> _REQUIREMENT_
Below is a block of records. Copy every line in it that contains the word "我州部署万名干部进万企活动下阶段工作".

> _Stored data_
"""

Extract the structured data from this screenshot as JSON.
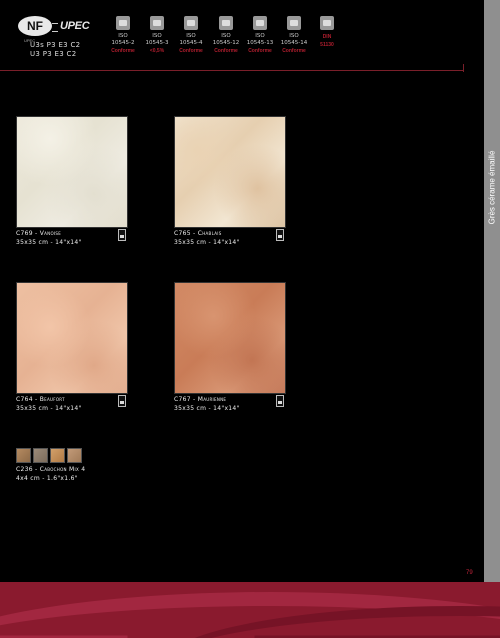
{
  "header": {
    "nf_logo": "NF",
    "nf_sub": "UPEC",
    "upec_logo": "UPEC",
    "cert_line_1": "U3s P3 E3 C2",
    "cert_line_2": "U3 P3 E3 C2",
    "iso_badges": [
      {
        "icon": "tile-icon",
        "line1": "ISO",
        "line2": "10545-2",
        "result": "Conforme"
      },
      {
        "icon": "water-drop-icon",
        "line1": "ISO",
        "line2": "10545-3",
        "result": "<0,5%"
      },
      {
        "icon": "weight-icon",
        "line1": "ISO",
        "line2": "10545-4",
        "result": "Conforme"
      },
      {
        "icon": "frost-icon",
        "line1": "ISO",
        "line2": "10545-12",
        "result": "Conforme"
      },
      {
        "icon": "chemical-icon",
        "line1": "ISO",
        "line2": "10545-13",
        "result": "Conforme"
      },
      {
        "icon": "stain-icon",
        "line1": "ISO",
        "line2": "10545-14",
        "result": "Conforme"
      },
      {
        "icon": "din-icon",
        "line1": "DIN",
        "line2": "",
        "result": "51130"
      }
    ]
  },
  "sidebar": {
    "title": "Grès cérame émaillé"
  },
  "products": [
    {
      "name": "C769 - Vanoise",
      "dims": "35x35 cm - 14\"x14\"",
      "pei": "5"
    },
    {
      "name": "C765 - Chablais",
      "dims": "35x35 cm - 14\"x14\"",
      "pei": "5"
    },
    {
      "name": "C764 - Beaufort",
      "dims": "35x35 cm - 14\"x14\"",
      "pei": "5"
    },
    {
      "name": "C767 - Maurienne",
      "dims": "35x35 cm - 14\"x14\"",
      "pei": "4"
    }
  ],
  "mix": {
    "name": "C236 - Cabochon Mix 4",
    "dims": "4x4 cm - 1.6\"x1.6\""
  },
  "page_number": "79",
  "colors": {
    "accent": "#8a1a2e",
    "sidebar": "#8f8f8f",
    "result_text": "#b01e2e"
  }
}
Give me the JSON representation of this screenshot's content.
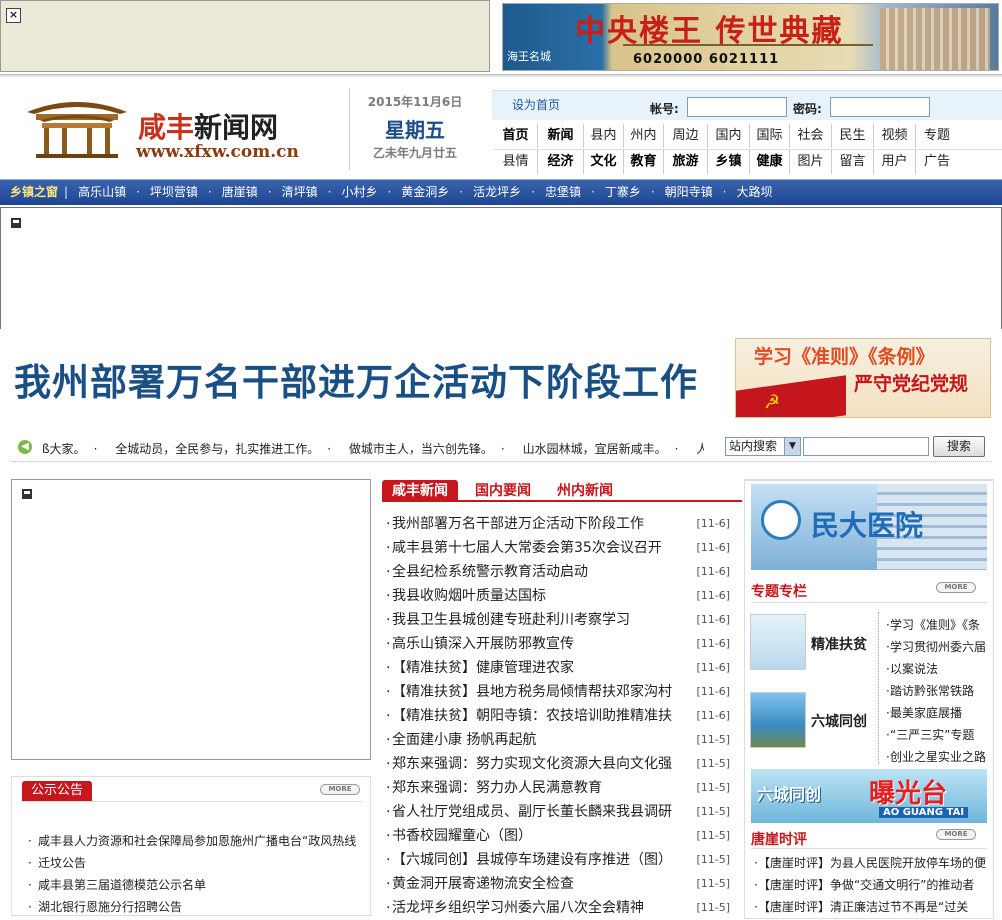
{
  "top_ad": {
    "close_label": "×",
    "banner_title": "中央楼王 传世典藏",
    "banner_brand": "海王名城",
    "banner_phone": "6020000 6021111"
  },
  "logo": {
    "name_red": "咸丰",
    "name_dark": "新闻网",
    "url": "www.xfxw.com.cn"
  },
  "date": {
    "solar": "2015年11月6日",
    "weekday": "星期五",
    "lunar": "乙未年九月廿五"
  },
  "login": {
    "set_home": "设为首页",
    "account_label": "帐号:",
    "password_label": "密码:"
  },
  "nav": {
    "row1": [
      "首页",
      "新闻",
      "县内",
      "州内",
      "周边",
      "国内",
      "国际",
      "社会",
      "民生",
      "视频",
      "专题"
    ],
    "row2": [
      "县情",
      "经济",
      "文化",
      "教育",
      "旅游",
      "乡镇",
      "健康",
      "图片",
      "留言",
      "用户",
      "广告"
    ]
  },
  "town_bar": {
    "title": "乡镇之窗",
    "towns": [
      "高乐山镇",
      "坪坝营镇",
      "唐崖镇",
      "清坪镇",
      "小村乡",
      "黄金洞乡",
      "活龙坪乡",
      "忠堡镇",
      "丁寨乡",
      "朝阳寺镇",
      "大路坝"
    ]
  },
  "headline": "我州部署万名干部进万企活动下阶段工作",
  "study_ad": {
    "line1": "学习《准则》《条例》",
    "line2": "严守党纪党规"
  },
  "ticker": {
    "items": [
      "ß大家。",
      "全城动员，全民参与，扎实推进工作。",
      "做城市主人，当六创先锋。",
      "山水园林城，宜居新咸丰。",
      "人"
    ]
  },
  "search": {
    "scope": "站内搜索",
    "button": "搜索"
  },
  "notice": {
    "title": "公示公告",
    "more": "MORE",
    "items": [
      "咸丰县人力资源和社会保障局参加恩施州广播电台“政风热线",
      "迁坟公告",
      "咸丰县第三届道德模范公示名单",
      "湖北银行恩施分行招聘公告"
    ]
  },
  "news": {
    "tabs": [
      "咸丰新闻",
      "国内要闻",
      "州内新闻"
    ],
    "items": [
      {
        "title": "我州部署万名干部进万企活动下阶段工作",
        "date": "[11-6]"
      },
      {
        "title": "咸丰县第十七届人大常委会第35次会议召开",
        "date": "[11-6]"
      },
      {
        "title": "全县纪检系统警示教育活动启动",
        "date": "[11-6]"
      },
      {
        "title": "我县收购烟叶质量达国标",
        "date": "[11-6]"
      },
      {
        "title": "我县卫生县城创建专班赴利川考察学习",
        "date": "[11-6]"
      },
      {
        "title": "高乐山镇深入开展防邪教宣传",
        "date": "[11-6]"
      },
      {
        "title": "【精准扶贫】健康管理进农家",
        "date": "[11-6]"
      },
      {
        "title": "【精准扶贫】县地方税务局倾情帮扶邓家沟村",
        "date": "[11-6]"
      },
      {
        "title": "【精准扶贫】朝阳寺镇：农技培训助推精准扶",
        "date": "[11-6]"
      },
      {
        "title": "全面建小康 扬帆再起航",
        "date": "[11-5]"
      },
      {
        "title": "郑东来强调：努力实现文化资源大县向文化强",
        "date": "[11-5]"
      },
      {
        "title": "郑东来强调：努力办人民满意教育",
        "date": "[11-5]"
      },
      {
        "title": "省人社厅党组成员、副厅长董长麟来我县调研",
        "date": "[11-5]"
      },
      {
        "title": "书香校园耀童心（图）",
        "date": "[11-5]"
      },
      {
        "title": "【六城同创】县城停车场建设有序推进（图）",
        "date": "[11-5]"
      },
      {
        "title": "黄金洞开展寄递物流安全检查",
        "date": "[11-5]"
      },
      {
        "title": "活龙坪乡组织学习州委六届八次全会精神",
        "date": "[11-5]"
      }
    ]
  },
  "right": {
    "hospital_ad": "民大医院",
    "special_title": "专题专栏",
    "more": "MORE",
    "specials": [
      "精准扶贫",
      "六城同创"
    ],
    "special_links": [
      "学习《准则》《条",
      "学习贯彻州委六届",
      "以案说法",
      "踏访黔张常铁路",
      "最美家庭展播",
      "“三严三实”专题",
      "创业之星实业之路"
    ],
    "expose_ad": {
      "left": "六城同创",
      "main": "曝光台",
      "sub": "AO GUANG TAI"
    },
    "comment_title": "唐崖时评",
    "comments": [
      "【唐崖时评】为县人民医院开放停车场的便",
      "【唐崖时评】争做“交通文明行”的推动者",
      "【唐崖时评】清正廉洁过节不再是“过关"
    ]
  }
}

"""

> _EXERCISE SOLUTION_
  "headline": "我州部署万名干部进万企活动下阶段工作",
        "title": "我州部署万名干部进万企活动下阶段工作",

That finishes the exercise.